What to work on ▸ Write the data out again exactly, dropping any images it holds.

Data records ▸
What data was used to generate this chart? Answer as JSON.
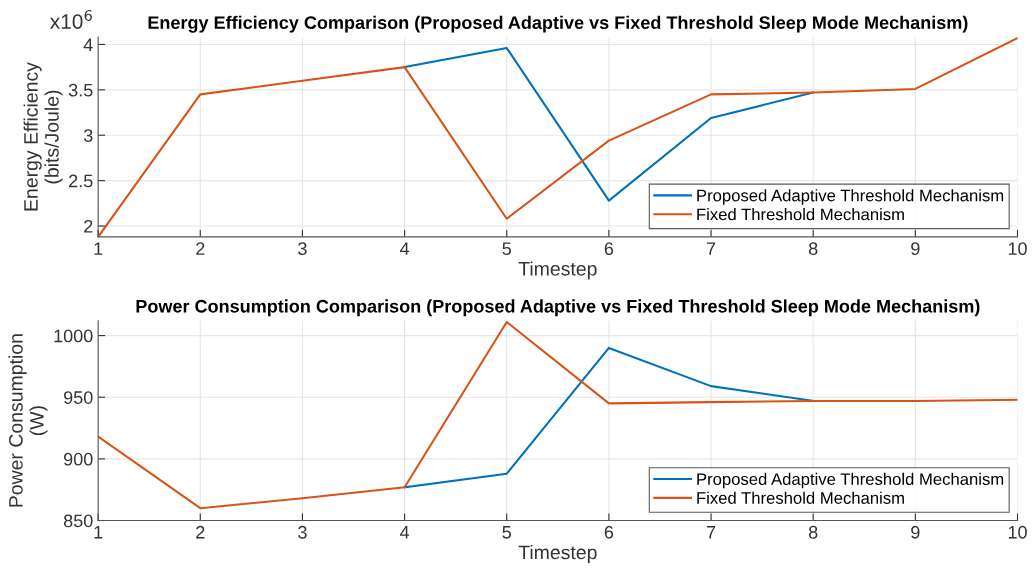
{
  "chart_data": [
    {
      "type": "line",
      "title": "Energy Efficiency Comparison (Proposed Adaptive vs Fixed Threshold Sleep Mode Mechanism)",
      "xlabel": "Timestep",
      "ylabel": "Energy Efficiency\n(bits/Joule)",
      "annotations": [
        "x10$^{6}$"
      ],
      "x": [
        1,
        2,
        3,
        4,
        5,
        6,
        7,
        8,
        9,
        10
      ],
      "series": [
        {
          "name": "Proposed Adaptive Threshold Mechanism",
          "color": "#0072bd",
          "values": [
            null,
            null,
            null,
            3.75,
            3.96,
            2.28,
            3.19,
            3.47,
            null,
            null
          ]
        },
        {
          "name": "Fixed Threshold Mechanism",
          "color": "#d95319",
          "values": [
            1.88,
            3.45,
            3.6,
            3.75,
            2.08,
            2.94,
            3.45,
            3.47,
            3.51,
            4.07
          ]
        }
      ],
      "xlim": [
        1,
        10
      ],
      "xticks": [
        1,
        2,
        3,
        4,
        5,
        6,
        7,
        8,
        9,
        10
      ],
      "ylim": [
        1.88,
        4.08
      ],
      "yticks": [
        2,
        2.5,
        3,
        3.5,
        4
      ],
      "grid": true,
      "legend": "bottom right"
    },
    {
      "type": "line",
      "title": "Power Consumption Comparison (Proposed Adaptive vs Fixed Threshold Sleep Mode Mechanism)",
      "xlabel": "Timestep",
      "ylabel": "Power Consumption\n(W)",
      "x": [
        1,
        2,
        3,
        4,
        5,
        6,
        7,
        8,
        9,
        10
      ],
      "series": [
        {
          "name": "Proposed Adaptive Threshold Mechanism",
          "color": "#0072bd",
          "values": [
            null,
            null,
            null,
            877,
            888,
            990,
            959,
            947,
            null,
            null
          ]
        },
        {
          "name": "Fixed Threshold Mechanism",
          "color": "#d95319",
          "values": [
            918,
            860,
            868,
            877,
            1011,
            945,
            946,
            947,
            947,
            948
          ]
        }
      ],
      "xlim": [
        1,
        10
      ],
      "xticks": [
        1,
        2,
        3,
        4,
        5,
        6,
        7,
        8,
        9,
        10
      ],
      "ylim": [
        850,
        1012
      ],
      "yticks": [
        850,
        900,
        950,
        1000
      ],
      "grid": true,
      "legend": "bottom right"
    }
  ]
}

Final result ▸
What data was used to generate this chart? Answer as JSON.
{
  "chart_data": [
    {
      "type": "line",
      "title": "Energy Efficiency Comparison (Proposed Adaptive vs Fixed Threshold Sleep Mode Mechanism)",
      "xlabel": "Timestep",
      "ylabel": "Energy Efficiency\n(bits/Joule)",
      "annotations": [
        "x10$^{6}$"
      ],
      "x": [
        1,
        2,
        3,
        4,
        5,
        6,
        7,
        8,
        9,
        10
      ],
      "series": [
        {
          "name": "Proposed Adaptive Threshold Mechanism",
          "color": "#0072bd",
          "values": [
            null,
            null,
            null,
            3.75,
            3.96,
            2.28,
            3.19,
            3.47,
            null,
            null
          ]
        },
        {
          "name": "Fixed Threshold Mechanism",
          "color": "#d95319",
          "values": [
            1.88,
            3.45,
            3.6,
            3.75,
            2.08,
            2.94,
            3.45,
            3.47,
            3.51,
            4.07
          ]
        }
      ],
      "xlim": [
        1,
        10
      ],
      "xticks": [
        1,
        2,
        3,
        4,
        5,
        6,
        7,
        8,
        9,
        10
      ],
      "ylim": [
        1.88,
        4.08
      ],
      "yticks": [
        2,
        2.5,
        3,
        3.5,
        4
      ],
      "grid": true,
      "legend": "bottom right"
    },
    {
      "type": "line",
      "title": "Power Consumption Comparison (Proposed Adaptive vs Fixed Threshold Sleep Mode Mechanism)",
      "xlabel": "Timestep",
      "ylabel": "Power Consumption\n(W)",
      "x": [
        1,
        2,
        3,
        4,
        5,
        6,
        7,
        8,
        9,
        10
      ],
      "series": [
        {
          "name": "Proposed Adaptive Threshold Mechanism",
          "color": "#0072bd",
          "values": [
            null,
            null,
            null,
            877,
            888,
            990,
            959,
            947,
            null,
            null
          ]
        },
        {
          "name": "Fixed Threshold Mechanism",
          "color": "#d95319",
          "values": [
            918,
            860,
            868,
            877,
            1011,
            945,
            946,
            947,
            947,
            948
          ]
        }
      ],
      "xlim": [
        1,
        10
      ],
      "xticks": [
        1,
        2,
        3,
        4,
        5,
        6,
        7,
        8,
        9,
        10
      ],
      "ylim": [
        850,
        1012
      ],
      "yticks": [
        850,
        900,
        950,
        1000
      ],
      "grid": true,
      "legend": "bottom right"
    }
  ]
}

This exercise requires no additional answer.